WRITTEN EXERCISE>
Restate each line word for word. Leave out every picture.

DATASET RECORDS>
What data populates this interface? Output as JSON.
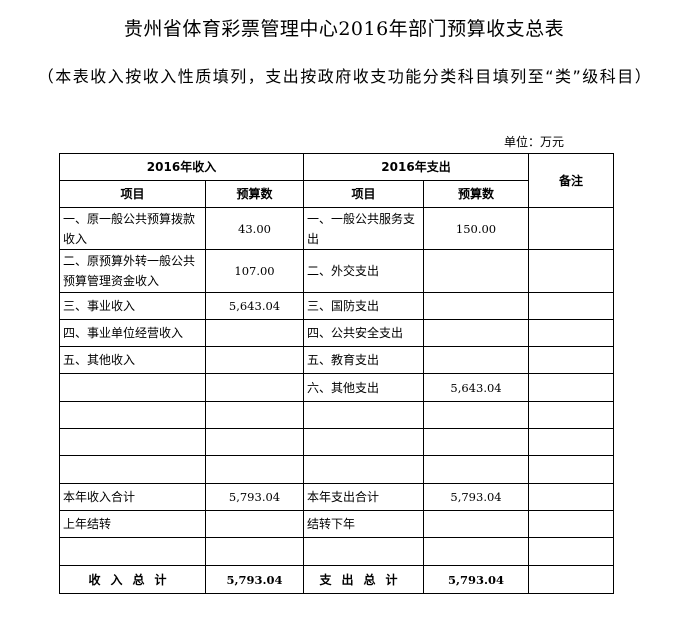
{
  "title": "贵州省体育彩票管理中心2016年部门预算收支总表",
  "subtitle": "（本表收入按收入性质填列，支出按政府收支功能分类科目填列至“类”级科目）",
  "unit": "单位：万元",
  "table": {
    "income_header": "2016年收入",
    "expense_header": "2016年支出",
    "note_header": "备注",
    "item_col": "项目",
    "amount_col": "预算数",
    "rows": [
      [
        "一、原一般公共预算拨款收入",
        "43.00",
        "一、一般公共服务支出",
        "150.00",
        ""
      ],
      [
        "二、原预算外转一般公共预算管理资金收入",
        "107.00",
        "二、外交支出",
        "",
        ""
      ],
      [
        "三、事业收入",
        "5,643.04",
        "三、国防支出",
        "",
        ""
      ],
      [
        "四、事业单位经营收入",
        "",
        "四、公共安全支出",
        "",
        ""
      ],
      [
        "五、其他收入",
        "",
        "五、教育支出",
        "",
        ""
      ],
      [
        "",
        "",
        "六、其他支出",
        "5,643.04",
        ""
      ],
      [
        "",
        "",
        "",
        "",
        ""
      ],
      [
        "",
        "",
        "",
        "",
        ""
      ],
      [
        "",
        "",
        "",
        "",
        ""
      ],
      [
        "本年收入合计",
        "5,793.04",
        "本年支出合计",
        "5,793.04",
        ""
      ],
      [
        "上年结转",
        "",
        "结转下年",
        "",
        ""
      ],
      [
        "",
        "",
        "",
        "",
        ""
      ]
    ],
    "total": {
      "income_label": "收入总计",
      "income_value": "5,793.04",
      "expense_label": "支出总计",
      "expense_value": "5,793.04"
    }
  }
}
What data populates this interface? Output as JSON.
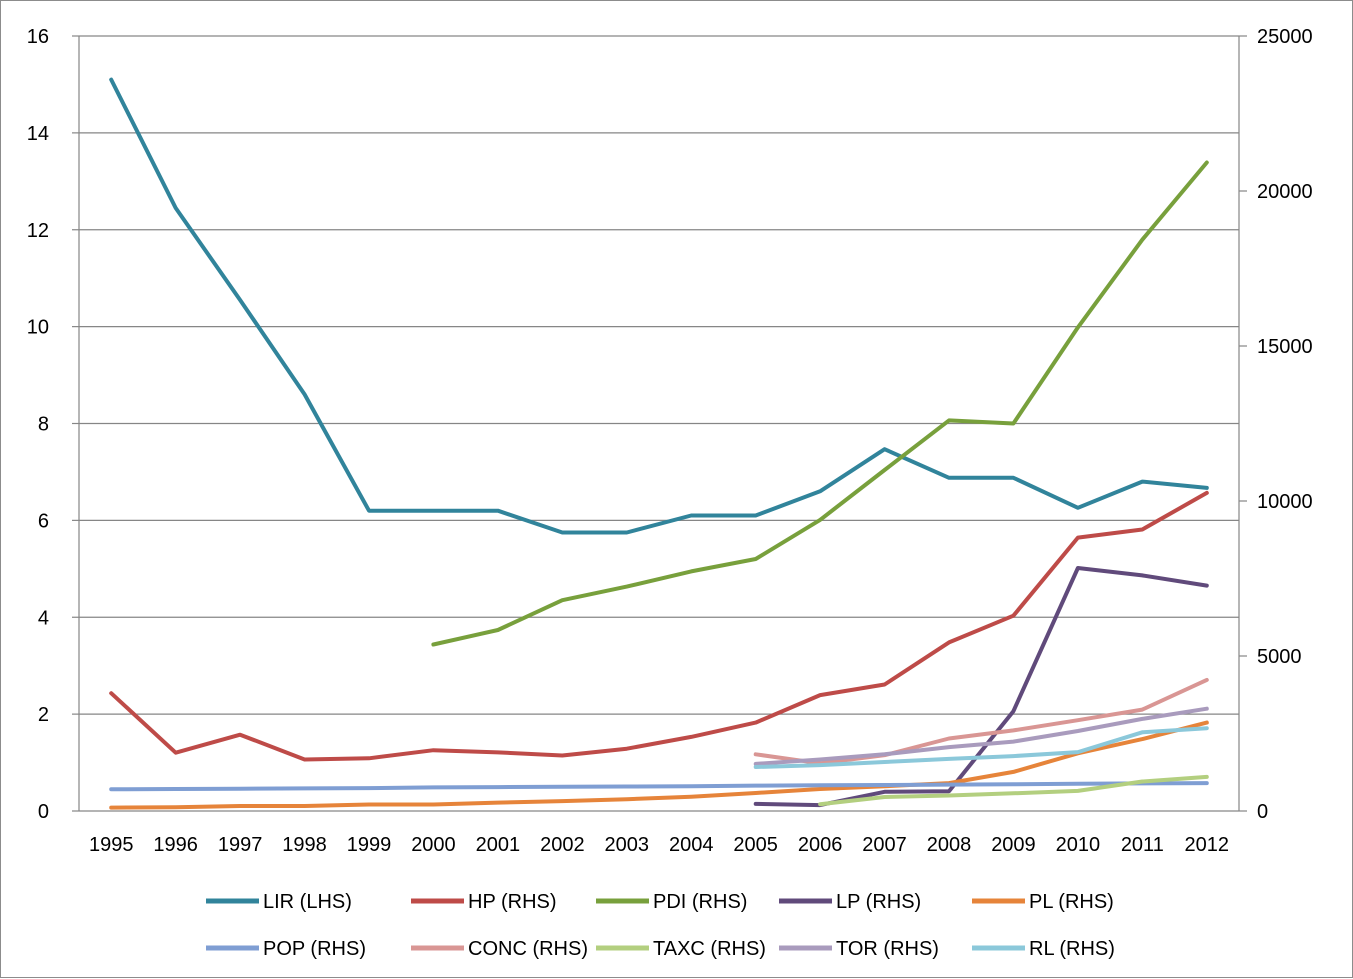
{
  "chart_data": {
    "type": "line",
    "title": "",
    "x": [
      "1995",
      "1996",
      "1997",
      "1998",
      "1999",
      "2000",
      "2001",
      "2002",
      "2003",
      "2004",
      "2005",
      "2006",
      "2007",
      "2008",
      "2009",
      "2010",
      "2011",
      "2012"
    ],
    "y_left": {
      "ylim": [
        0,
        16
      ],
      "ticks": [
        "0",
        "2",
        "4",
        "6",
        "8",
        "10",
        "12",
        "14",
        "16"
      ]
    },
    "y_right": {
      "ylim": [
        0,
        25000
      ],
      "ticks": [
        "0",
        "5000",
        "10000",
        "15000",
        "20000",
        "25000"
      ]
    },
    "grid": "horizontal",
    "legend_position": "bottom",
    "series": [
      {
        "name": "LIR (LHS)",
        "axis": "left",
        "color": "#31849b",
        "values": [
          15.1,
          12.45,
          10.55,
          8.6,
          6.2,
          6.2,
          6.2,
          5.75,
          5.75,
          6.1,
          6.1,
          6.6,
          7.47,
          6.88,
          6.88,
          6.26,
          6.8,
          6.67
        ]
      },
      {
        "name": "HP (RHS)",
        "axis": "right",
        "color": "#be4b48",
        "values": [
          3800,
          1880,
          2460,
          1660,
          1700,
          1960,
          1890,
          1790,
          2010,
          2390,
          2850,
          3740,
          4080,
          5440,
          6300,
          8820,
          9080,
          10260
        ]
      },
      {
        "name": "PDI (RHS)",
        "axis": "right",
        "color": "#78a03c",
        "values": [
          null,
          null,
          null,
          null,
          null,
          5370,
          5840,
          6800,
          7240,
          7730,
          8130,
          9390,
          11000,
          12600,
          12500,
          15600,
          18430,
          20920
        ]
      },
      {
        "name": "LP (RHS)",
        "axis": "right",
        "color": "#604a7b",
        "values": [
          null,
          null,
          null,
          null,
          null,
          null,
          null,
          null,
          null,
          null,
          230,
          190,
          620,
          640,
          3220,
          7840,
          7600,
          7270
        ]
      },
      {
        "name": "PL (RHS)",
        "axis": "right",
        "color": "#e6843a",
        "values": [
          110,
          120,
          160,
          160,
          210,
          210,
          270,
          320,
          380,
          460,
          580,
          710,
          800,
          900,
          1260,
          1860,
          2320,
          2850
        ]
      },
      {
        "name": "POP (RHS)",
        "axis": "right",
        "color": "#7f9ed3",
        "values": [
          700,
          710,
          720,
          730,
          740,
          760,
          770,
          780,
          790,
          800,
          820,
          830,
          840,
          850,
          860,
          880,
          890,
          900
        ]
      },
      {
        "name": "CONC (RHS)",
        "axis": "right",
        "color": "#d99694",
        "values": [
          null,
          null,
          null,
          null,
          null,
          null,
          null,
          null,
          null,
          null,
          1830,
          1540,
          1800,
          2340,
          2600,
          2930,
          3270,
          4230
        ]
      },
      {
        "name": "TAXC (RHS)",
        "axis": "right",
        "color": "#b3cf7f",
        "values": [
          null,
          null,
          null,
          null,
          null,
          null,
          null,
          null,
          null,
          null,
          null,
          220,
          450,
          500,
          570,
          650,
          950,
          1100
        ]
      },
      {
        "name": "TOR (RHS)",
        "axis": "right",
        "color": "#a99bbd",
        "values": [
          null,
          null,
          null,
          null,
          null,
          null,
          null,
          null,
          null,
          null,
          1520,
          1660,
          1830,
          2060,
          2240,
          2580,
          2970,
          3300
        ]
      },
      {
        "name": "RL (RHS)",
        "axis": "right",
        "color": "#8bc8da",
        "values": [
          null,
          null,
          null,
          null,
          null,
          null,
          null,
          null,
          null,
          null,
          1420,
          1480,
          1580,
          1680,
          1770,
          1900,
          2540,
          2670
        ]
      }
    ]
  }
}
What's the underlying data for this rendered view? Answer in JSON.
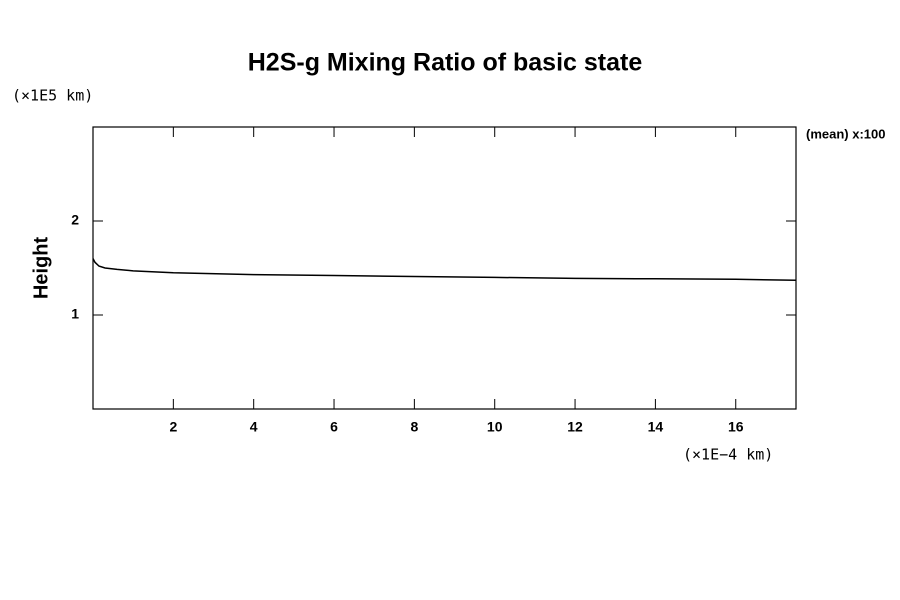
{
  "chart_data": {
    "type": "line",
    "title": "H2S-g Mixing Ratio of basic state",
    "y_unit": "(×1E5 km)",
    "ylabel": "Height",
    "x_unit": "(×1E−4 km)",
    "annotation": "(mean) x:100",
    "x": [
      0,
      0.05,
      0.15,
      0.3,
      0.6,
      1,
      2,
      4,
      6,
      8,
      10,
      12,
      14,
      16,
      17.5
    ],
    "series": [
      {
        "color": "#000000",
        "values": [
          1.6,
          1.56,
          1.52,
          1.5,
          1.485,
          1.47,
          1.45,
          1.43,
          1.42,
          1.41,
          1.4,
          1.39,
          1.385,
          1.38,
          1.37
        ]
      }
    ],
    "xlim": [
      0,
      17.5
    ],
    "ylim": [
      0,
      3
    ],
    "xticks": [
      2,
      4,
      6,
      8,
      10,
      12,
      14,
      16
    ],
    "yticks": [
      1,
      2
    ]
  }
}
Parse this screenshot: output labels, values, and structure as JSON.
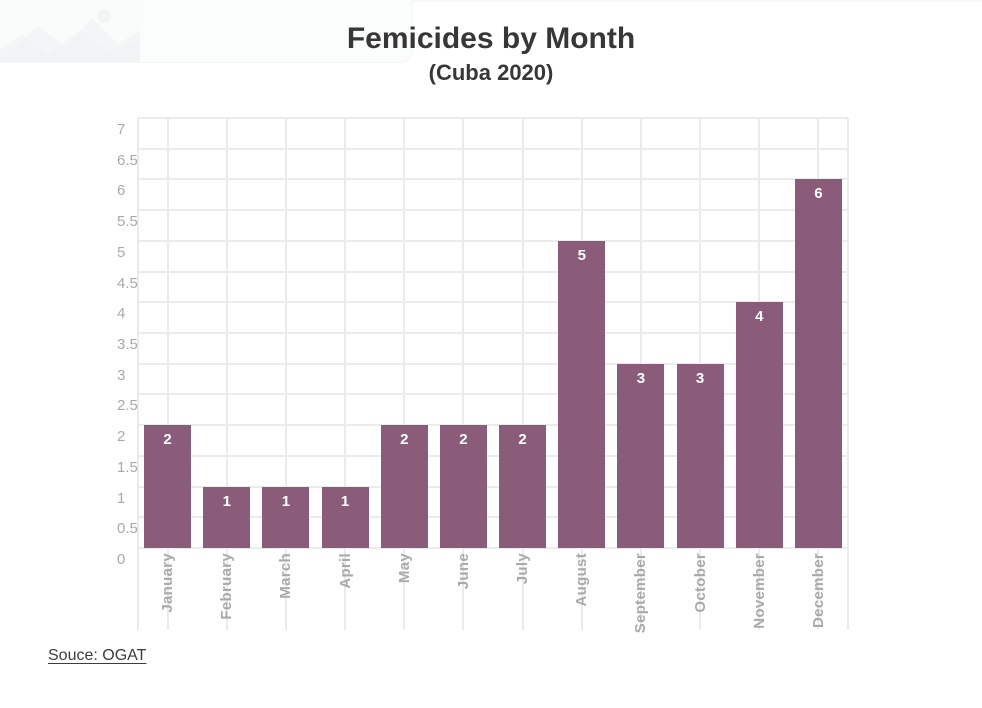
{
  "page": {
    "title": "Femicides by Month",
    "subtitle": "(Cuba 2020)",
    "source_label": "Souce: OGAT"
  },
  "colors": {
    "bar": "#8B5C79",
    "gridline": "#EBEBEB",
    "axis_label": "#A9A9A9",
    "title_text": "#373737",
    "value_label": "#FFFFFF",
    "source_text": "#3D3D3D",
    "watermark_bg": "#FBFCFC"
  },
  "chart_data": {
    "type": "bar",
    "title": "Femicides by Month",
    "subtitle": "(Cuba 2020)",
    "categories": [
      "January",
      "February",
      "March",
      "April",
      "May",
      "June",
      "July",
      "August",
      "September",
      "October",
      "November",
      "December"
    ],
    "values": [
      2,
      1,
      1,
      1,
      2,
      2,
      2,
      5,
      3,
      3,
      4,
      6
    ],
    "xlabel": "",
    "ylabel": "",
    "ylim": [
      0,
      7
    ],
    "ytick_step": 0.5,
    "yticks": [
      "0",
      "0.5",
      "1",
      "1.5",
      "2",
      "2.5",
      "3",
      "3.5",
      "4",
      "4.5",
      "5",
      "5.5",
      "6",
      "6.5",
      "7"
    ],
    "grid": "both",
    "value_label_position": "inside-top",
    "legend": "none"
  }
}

PROBLEM SOLUTION>
What data populates this interface? Output as JSON.
{
  "title": "贵州省体育彩票管理中心2016年部门预算收支总表",
  "subtitle": "（本表收入按收入性质填列，支出按政府收支功能分类科目填列至“类”级科目）",
  "unit": "单位：万元",
  "table": {
    "income_header": "2016年收入",
    "expense_header": "2016年支出",
    "note_header": "备注",
    "item_col": "项目",
    "amount_col": "预算数",
    "rows": [
      [
        "一、原一般公共预算拨款收入",
        "43.00",
        "一、一般公共服务支出",
        "150.00",
        ""
      ],
      [
        "二、原预算外转一般公共预算管理资金收入",
        "107.00",
        "二、外交支出",
        "",
        ""
      ],
      [
        "三、事业收入",
        "5,643.04",
        "三、国防支出",
        "",
        ""
      ],
      [
        "四、事业单位经营收入",
        "",
        "四、公共安全支出",
        "",
        ""
      ],
      [
        "五、其他收入",
        "",
        "五、教育支出",
        "",
        ""
      ],
      [
        "",
        "",
        "六、其他支出",
        "5,643.04",
        ""
      ],
      [
        "",
        "",
        "",
        "",
        ""
      ],
      [
        "",
        "",
        "",
        "",
        ""
      ],
      [
        "",
        "",
        "",
        "",
        ""
      ],
      [
        "本年收入合计",
        "5,793.04",
        "本年支出合计",
        "5,793.04",
        ""
      ],
      [
        "上年结转",
        "",
        "结转下年",
        "",
        ""
      ],
      [
        "",
        "",
        "",
        "",
        ""
      ]
    ],
    "total": {
      "income_label": "收入总计",
      "income_value": "5,793.04",
      "expense_label": "支出总计",
      "expense_value": "5,793.04"
    }
  }
}
What data populates this interface? Output as JSON.
{
  "chart_data": {
    "type": "line",
    "title": "",
    "x": [
      "1995",
      "1996",
      "1997",
      "1998",
      "1999",
      "2000",
      "2001",
      "2002",
      "2003",
      "2004",
      "2005",
      "2006",
      "2007",
      "2008",
      "2009",
      "2010",
      "2011",
      "2012"
    ],
    "y_left": {
      "ylim": [
        0,
        16
      ],
      "ticks": [
        "0",
        "2",
        "4",
        "6",
        "8",
        "10",
        "12",
        "14",
        "16"
      ]
    },
    "y_right": {
      "ylim": [
        0,
        25000
      ],
      "ticks": [
        "0",
        "5000",
        "10000",
        "15000",
        "20000",
        "25000"
      ]
    },
    "grid": "horizontal",
    "legend_position": "bottom",
    "series": [
      {
        "name": "LIR (LHS)",
        "axis": "left",
        "color": "#31849b",
        "values": [
          15.1,
          12.45,
          10.55,
          8.6,
          6.2,
          6.2,
          6.2,
          5.75,
          5.75,
          6.1,
          6.1,
          6.6,
          7.47,
          6.88,
          6.88,
          6.26,
          6.8,
          6.67
        ]
      },
      {
        "name": "HP (RHS)",
        "axis": "right",
        "color": "#be4b48",
        "values": [
          3800,
          1880,
          2460,
          1660,
          1700,
          1960,
          1890,
          1790,
          2010,
          2390,
          2850,
          3740,
          4080,
          5440,
          6300,
          8820,
          9080,
          10260
        ]
      },
      {
        "name": "PDI (RHS)",
        "axis": "right",
        "color": "#78a03c",
        "values": [
          null,
          null,
          null,
          null,
          null,
          5370,
          5840,
          6800,
          7240,
          7730,
          8130,
          9390,
          11000,
          12600,
          12500,
          15600,
          18430,
          20920
        ]
      },
      {
        "name": "LP (RHS)",
        "axis": "right",
        "color": "#604a7b",
        "values": [
          null,
          null,
          null,
          null,
          null,
          null,
          null,
          null,
          null,
          null,
          230,
          190,
          620,
          640,
          3220,
          7840,
          7600,
          7270
        ]
      },
      {
        "name": "PL (RHS)",
        "axis": "right",
        "color": "#e6843a",
        "values": [
          110,
          120,
          160,
          160,
          210,
          210,
          270,
          320,
          380,
          460,
          580,
          710,
          800,
          900,
          1260,
          1860,
          2320,
          2850
        ]
      },
      {
        "name": "POP (RHS)",
        "axis": "right",
        "color": "#7f9ed3",
        "values": [
          700,
          710,
          720,
          730,
          740,
          760,
          770,
          780,
          790,
          800,
          820,
          830,
          840,
          850,
          860,
          880,
          890,
          900
        ]
      },
      {
        "name": "CONC (RHS)",
        "axis": "right",
        "color": "#d99694",
        "values": [
          null,
          null,
          null,
          null,
          null,
          null,
          null,
          null,
          null,
          null,
          1830,
          1540,
          1800,
          2340,
          2600,
          2930,
          3270,
          4230
        ]
      },
      {
        "name": "TAXC (RHS)",
        "axis": "right",
        "color": "#b3cf7f",
        "values": [
          null,
          null,
          null,
          null,
          null,
          null,
          null,
          null,
          null,
          null,
          null,
          220,
          450,
          500,
          570,
          650,
          950,
          1100
        ]
      },
      {
        "name": "TOR (RHS)",
        "axis": "right",
        "color": "#a99bbd",
        "values": [
          null,
          null,
          null,
          null,
          null,
          null,
          null,
          null,
          null,
          null,
          1520,
          1660,
          1830,
          2060,
          2240,
          2580,
          2970,
          3300
        ]
      },
      {
        "name": "RL (RHS)",
        "axis": "right",
        "color": "#8bc8da",
        "values": [
          null,
          null,
          null,
          null,
          null,
          null,
          null,
          null,
          null,
          null,
          1420,
          1480,
          1580,
          1680,
          1770,
          1900,
          2540,
          2670
        ]
      }
    ]
  }
}
What's the underlying data for this rendered view? Answer in JSON.
{
  "chart_data": {
    "type": "line",
    "title": "H2S-g Mixing Ratio of basic state",
    "y_unit": "(×1E5 km)",
    "ylabel": "Height",
    "x_unit": "(×1E−4 km)",
    "annotation": "(mean) x:100",
    "x": [
      0,
      0.05,
      0.15,
      0.3,
      0.6,
      1,
      2,
      4,
      6,
      8,
      10,
      12,
      14,
      16,
      17.5
    ],
    "series": [
      {
        "color": "#000000",
        "values": [
          1.6,
          1.56,
          1.52,
          1.5,
          1.485,
          1.47,
          1.45,
          1.43,
          1.42,
          1.41,
          1.4,
          1.39,
          1.385,
          1.38,
          1.37
        ]
      }
    ],
    "xlim": [
      0,
      17.5
    ],
    "ylim": [
      0,
      3
    ],
    "xticks": [
      2,
      4,
      6,
      8,
      10,
      12,
      14,
      16
    ],
    "yticks": [
      1,
      2
    ]
  }
}
Parse this screenshot: output labels, values, and structure as JSON.
{
  "page": {
    "title": "Femicides by Month",
    "subtitle": "(Cuba 2020)",
    "source_label": "Souce: OGAT"
  },
  "colors": {
    "bar": "#8B5C79",
    "gridline": "#EBEBEB",
    "axis_label": "#A9A9A9",
    "title_text": "#373737",
    "value_label": "#FFFFFF",
    "source_text": "#3D3D3D",
    "watermark_bg": "#FBFCFC"
  },
  "chart_data": {
    "type": "bar",
    "title": "Femicides by Month",
    "subtitle": "(Cuba 2020)",
    "categories": [
      "January",
      "February",
      "March",
      "April",
      "May",
      "June",
      "July",
      "August",
      "September",
      "October",
      "November",
      "December"
    ],
    "values": [
      2,
      1,
      1,
      1,
      2,
      2,
      2,
      5,
      3,
      3,
      4,
      6
    ],
    "xlabel": "",
    "ylabel": "",
    "ylim": [
      0,
      7
    ],
    "ytick_step": 0.5,
    "yticks": [
      "0",
      "0.5",
      "1",
      "1.5",
      "2",
      "2.5",
      "3",
      "3.5",
      "4",
      "4.5",
      "5",
      "5.5",
      "6",
      "6.5",
      "7"
    ],
    "grid": "both",
    "value_label_position": "inside-top",
    "legend": "none"
  }
}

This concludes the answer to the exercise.